__Problem__: Output nothing but the number of lines that include the word "Liquidation".

__Records for the exercise__:
········

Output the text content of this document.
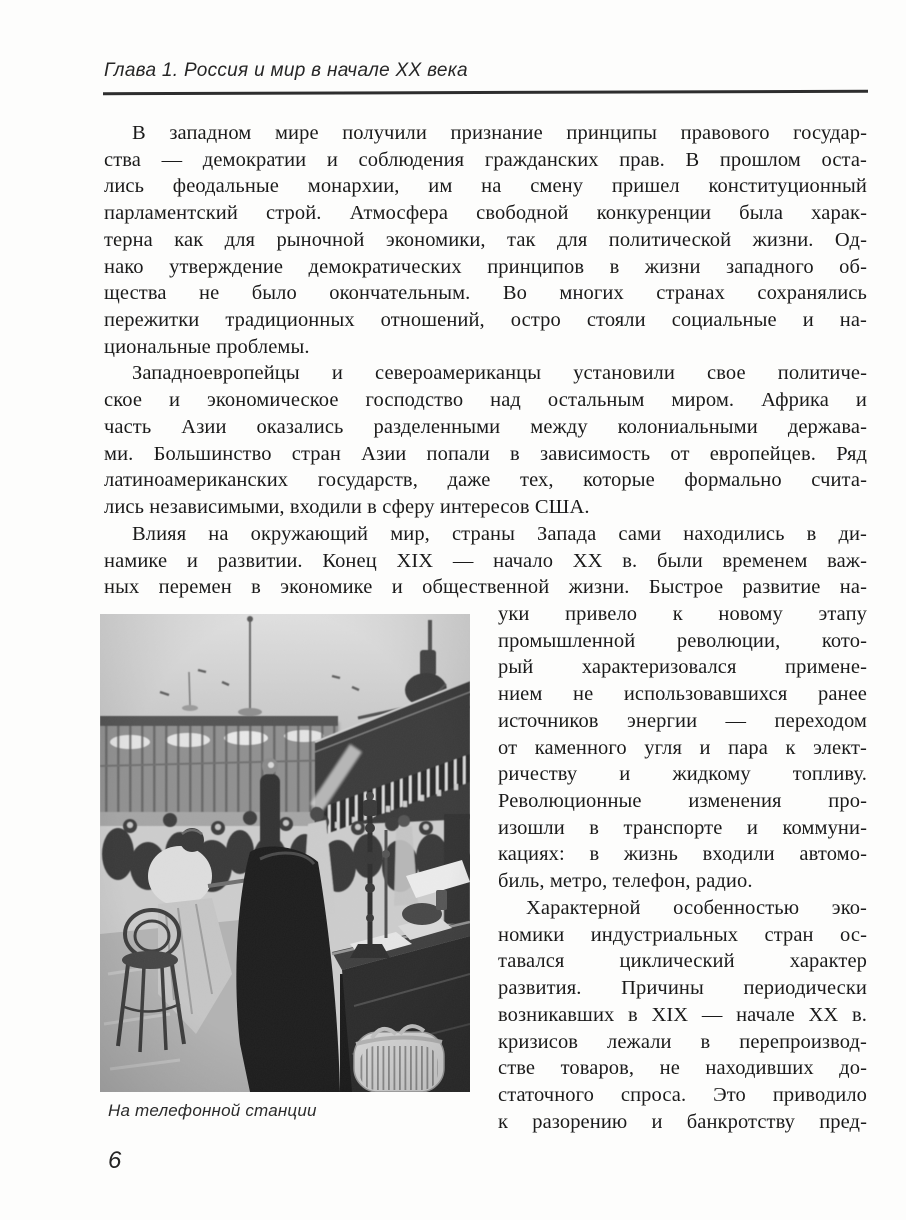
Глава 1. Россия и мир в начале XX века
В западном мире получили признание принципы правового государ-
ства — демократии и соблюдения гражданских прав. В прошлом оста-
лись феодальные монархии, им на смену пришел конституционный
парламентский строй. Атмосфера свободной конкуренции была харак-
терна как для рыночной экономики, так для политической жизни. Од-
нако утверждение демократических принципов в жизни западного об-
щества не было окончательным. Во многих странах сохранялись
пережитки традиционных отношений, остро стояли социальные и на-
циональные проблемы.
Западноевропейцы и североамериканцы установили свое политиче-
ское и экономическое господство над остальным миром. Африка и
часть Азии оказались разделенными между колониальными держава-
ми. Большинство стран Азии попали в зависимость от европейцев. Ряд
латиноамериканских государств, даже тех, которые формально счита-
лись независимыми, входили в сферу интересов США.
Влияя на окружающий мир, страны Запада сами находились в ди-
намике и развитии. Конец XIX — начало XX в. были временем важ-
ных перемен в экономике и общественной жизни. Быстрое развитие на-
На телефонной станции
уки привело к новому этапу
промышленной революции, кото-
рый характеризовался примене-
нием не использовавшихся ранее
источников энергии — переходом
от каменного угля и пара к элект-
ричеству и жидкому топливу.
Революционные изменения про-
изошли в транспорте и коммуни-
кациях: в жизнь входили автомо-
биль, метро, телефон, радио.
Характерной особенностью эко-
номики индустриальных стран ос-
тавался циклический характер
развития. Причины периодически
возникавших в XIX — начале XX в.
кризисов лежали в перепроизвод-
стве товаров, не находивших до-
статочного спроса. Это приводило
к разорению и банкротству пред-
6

········

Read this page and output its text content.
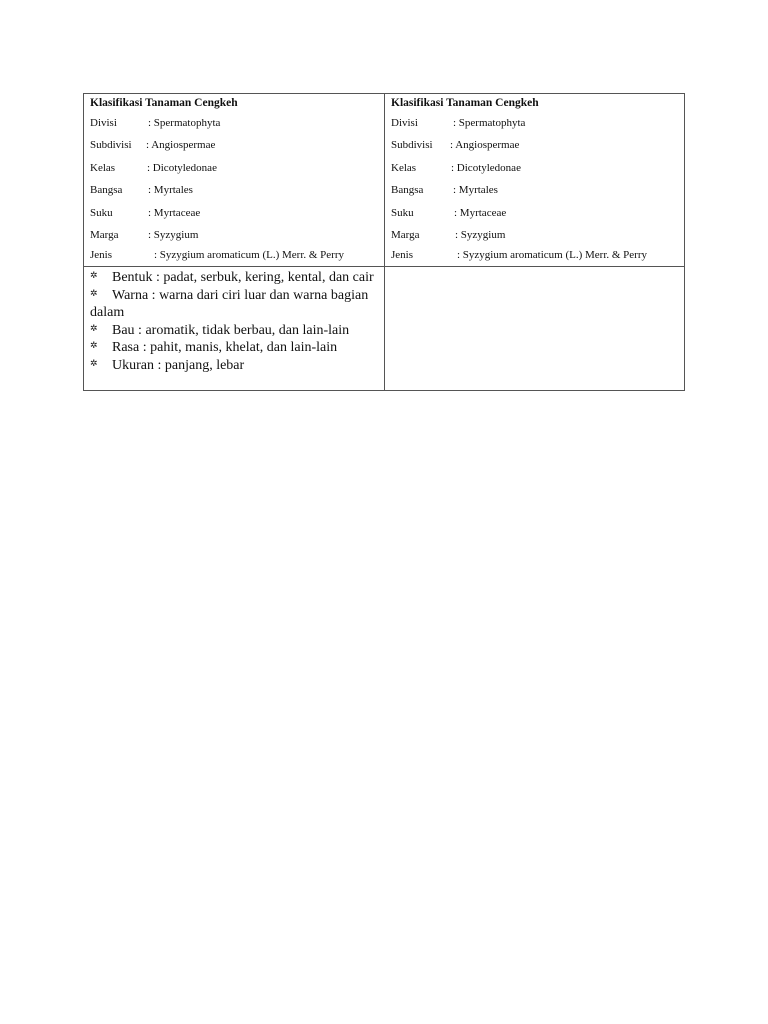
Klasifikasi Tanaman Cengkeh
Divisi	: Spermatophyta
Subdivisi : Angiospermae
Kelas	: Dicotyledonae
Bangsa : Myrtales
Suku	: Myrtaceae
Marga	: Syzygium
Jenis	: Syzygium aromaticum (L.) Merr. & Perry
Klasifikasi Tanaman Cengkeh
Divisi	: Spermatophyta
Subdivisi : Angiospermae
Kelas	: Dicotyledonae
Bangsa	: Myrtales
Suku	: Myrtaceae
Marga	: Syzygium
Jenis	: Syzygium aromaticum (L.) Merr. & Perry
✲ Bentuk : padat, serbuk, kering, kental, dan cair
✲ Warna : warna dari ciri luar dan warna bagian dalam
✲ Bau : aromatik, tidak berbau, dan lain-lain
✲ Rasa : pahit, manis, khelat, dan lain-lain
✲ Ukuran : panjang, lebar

········

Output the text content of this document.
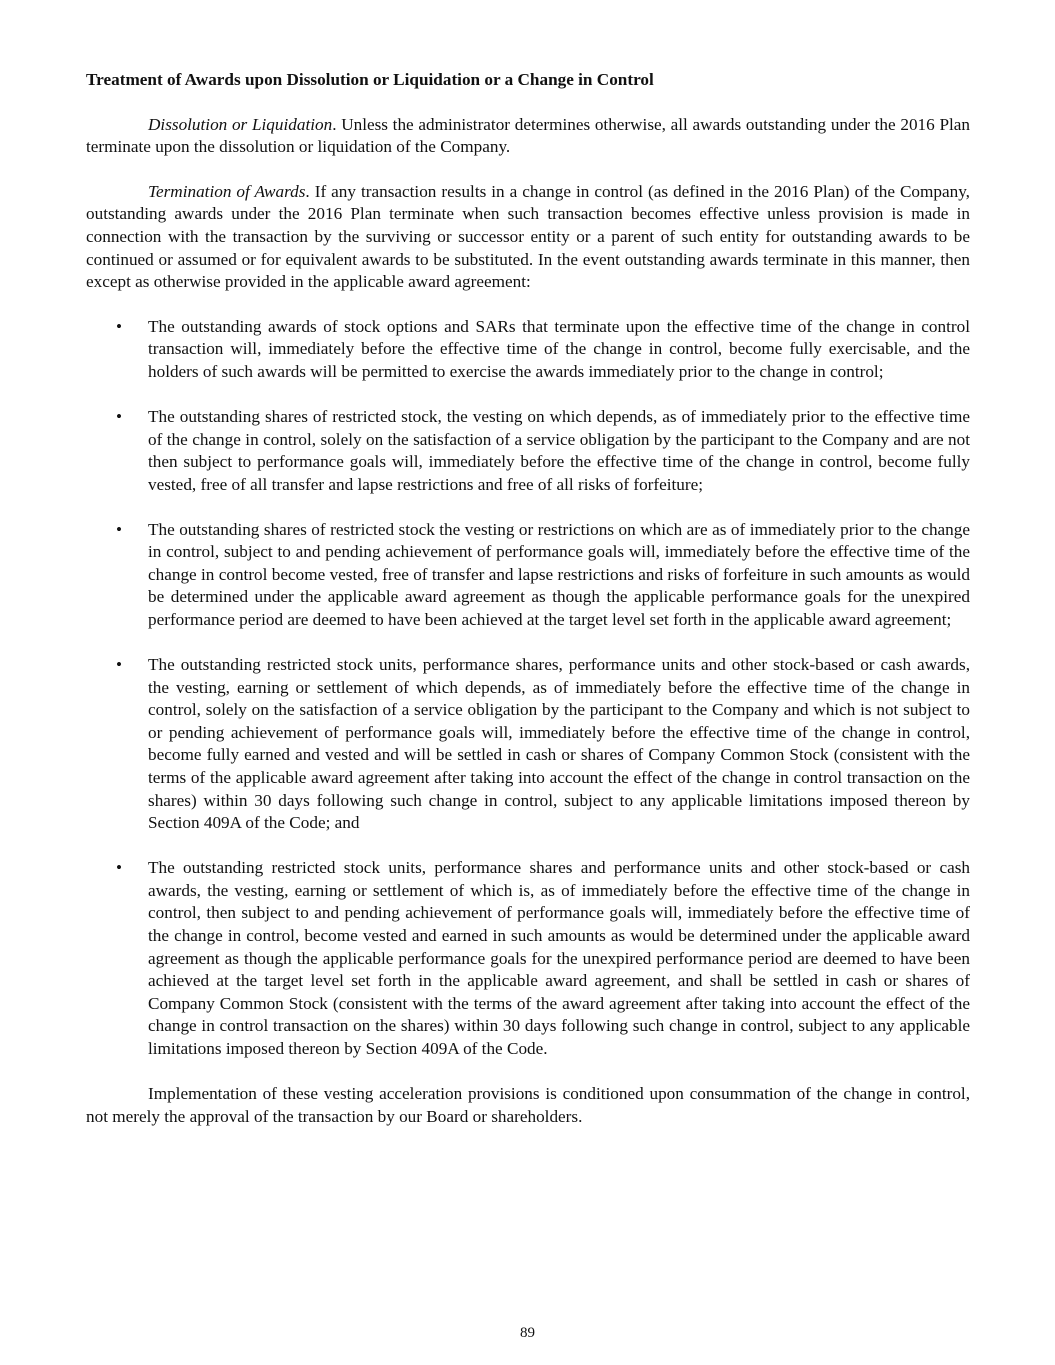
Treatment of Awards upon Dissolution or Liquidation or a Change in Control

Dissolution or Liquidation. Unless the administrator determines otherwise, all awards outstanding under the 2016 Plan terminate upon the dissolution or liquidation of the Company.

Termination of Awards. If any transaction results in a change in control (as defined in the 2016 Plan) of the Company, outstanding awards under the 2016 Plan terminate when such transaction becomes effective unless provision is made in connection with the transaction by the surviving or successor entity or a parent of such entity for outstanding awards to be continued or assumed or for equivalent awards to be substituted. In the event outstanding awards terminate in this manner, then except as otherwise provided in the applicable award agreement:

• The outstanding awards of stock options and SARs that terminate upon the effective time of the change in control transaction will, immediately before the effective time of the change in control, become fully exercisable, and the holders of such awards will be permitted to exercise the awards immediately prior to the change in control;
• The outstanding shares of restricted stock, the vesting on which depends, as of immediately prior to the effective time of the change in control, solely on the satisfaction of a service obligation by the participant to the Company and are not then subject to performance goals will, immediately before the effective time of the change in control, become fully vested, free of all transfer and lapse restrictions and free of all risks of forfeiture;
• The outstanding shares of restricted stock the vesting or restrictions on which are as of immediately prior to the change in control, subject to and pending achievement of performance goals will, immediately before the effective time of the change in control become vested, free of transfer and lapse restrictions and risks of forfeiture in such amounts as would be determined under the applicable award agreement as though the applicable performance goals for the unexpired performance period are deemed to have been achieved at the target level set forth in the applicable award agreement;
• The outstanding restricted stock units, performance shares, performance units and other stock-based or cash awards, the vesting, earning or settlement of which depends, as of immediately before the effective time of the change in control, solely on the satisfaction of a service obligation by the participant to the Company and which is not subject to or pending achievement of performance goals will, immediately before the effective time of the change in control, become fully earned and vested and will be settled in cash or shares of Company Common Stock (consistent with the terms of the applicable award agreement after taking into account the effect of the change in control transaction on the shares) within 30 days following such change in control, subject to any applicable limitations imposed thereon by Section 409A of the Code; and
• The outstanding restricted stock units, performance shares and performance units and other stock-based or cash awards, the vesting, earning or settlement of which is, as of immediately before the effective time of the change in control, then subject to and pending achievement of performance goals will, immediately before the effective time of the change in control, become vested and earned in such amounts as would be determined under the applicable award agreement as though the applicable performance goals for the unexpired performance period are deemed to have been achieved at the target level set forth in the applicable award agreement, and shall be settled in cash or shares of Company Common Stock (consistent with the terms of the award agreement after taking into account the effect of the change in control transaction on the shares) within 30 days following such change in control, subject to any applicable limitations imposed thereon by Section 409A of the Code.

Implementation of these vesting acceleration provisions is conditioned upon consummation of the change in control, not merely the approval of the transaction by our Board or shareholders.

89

········

__Answer for the task__: 2